RECORDS FOR THIS EXERCISE —
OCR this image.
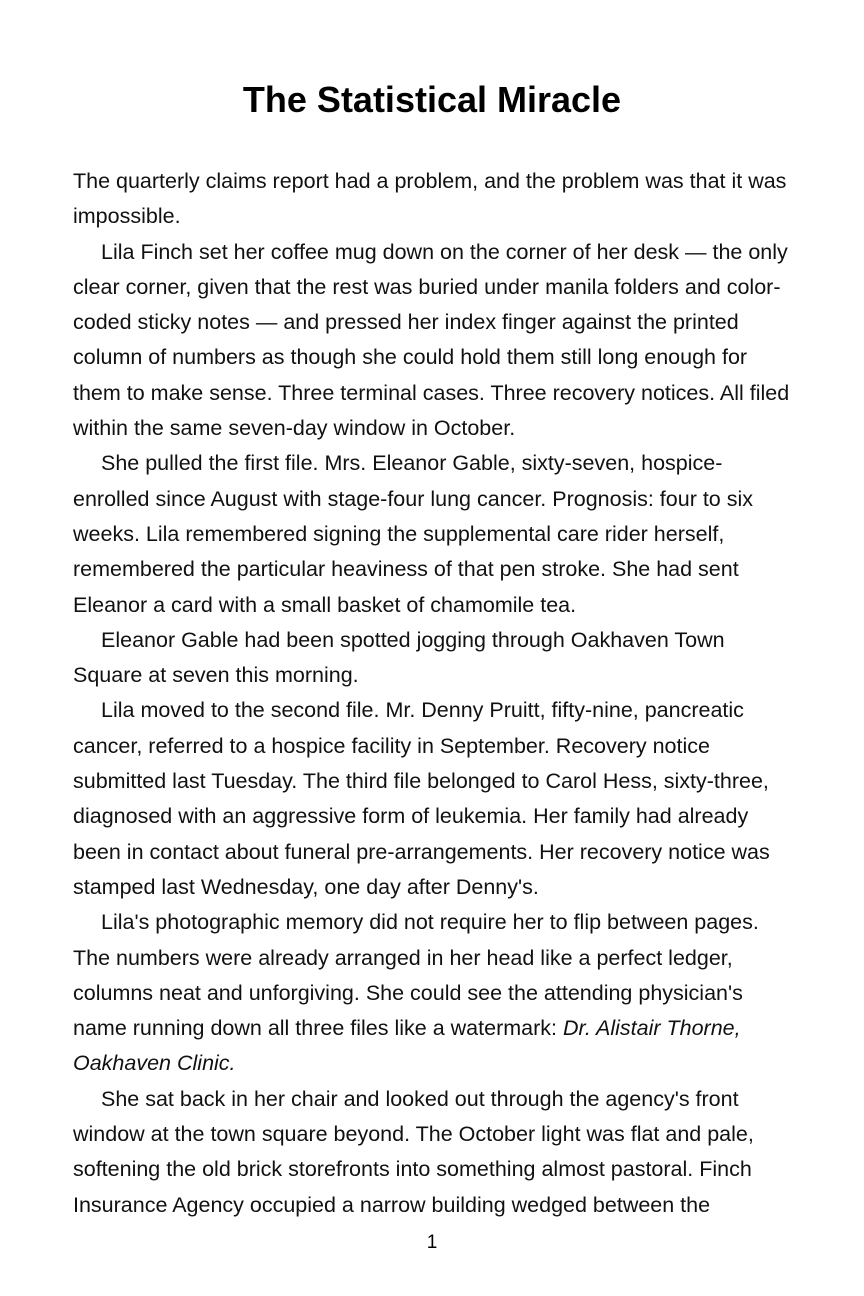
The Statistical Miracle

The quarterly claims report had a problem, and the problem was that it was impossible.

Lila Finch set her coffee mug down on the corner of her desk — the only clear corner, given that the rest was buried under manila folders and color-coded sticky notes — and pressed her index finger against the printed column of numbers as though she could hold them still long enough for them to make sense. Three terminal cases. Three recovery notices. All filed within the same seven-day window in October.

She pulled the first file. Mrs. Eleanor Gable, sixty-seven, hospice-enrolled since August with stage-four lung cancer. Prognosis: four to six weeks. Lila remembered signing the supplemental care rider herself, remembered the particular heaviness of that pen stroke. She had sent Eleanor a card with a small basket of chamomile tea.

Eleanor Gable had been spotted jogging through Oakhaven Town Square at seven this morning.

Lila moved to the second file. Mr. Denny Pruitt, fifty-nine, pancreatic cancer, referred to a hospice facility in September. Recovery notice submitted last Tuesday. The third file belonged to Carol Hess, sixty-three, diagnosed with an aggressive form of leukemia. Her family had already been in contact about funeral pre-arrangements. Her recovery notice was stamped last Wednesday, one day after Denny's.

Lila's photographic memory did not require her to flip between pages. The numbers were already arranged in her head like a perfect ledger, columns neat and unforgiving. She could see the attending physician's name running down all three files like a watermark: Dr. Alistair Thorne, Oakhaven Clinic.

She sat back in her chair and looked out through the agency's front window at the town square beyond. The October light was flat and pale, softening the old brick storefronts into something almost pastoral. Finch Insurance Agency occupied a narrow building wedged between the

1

--

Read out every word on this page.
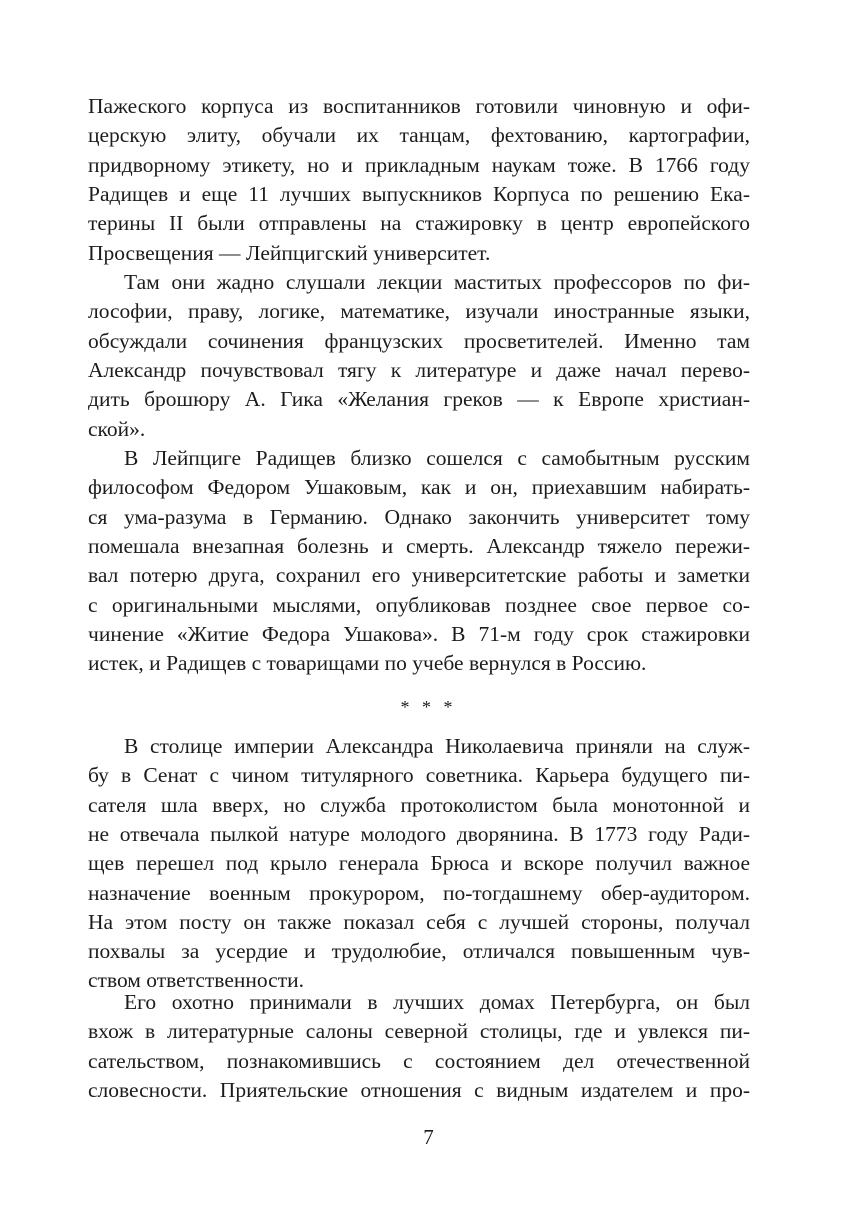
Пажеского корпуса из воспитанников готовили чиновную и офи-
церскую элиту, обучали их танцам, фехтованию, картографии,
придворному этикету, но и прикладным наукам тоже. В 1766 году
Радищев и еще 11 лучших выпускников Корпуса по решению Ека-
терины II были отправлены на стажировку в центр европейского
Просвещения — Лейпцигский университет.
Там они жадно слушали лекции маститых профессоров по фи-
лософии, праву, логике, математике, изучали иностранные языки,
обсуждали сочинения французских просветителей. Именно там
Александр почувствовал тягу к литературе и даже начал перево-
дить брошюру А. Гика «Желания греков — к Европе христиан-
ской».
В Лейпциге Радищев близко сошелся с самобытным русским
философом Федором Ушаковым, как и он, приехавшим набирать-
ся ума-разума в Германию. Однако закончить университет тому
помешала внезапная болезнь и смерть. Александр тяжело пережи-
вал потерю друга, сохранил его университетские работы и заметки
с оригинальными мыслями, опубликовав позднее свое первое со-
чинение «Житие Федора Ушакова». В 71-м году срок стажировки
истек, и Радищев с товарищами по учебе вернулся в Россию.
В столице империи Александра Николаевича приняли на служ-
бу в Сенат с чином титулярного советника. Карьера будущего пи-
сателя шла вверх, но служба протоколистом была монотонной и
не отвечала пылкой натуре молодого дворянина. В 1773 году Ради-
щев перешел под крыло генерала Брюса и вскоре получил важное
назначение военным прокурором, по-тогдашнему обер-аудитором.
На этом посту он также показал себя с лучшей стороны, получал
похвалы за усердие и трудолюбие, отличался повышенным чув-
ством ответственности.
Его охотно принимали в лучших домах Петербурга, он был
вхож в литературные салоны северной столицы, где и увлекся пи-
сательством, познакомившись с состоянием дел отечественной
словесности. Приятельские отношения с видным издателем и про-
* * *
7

TASK — Copy every line above in which the string "Oakhaven" shows up.

REPLY TO THE TASK —
Eleanor Gable had been spotted jogging through Oakhaven Town Square at seven this morning.
Lila's photographic memory did not require her to flip between pages. The numbers were already arranged in her head like a perfect ledger, columns neat and unforgiving. She could see the attending physician's name running down all three files like a watermark: Dr. Alistair Thorne, Oakhaven Clinic.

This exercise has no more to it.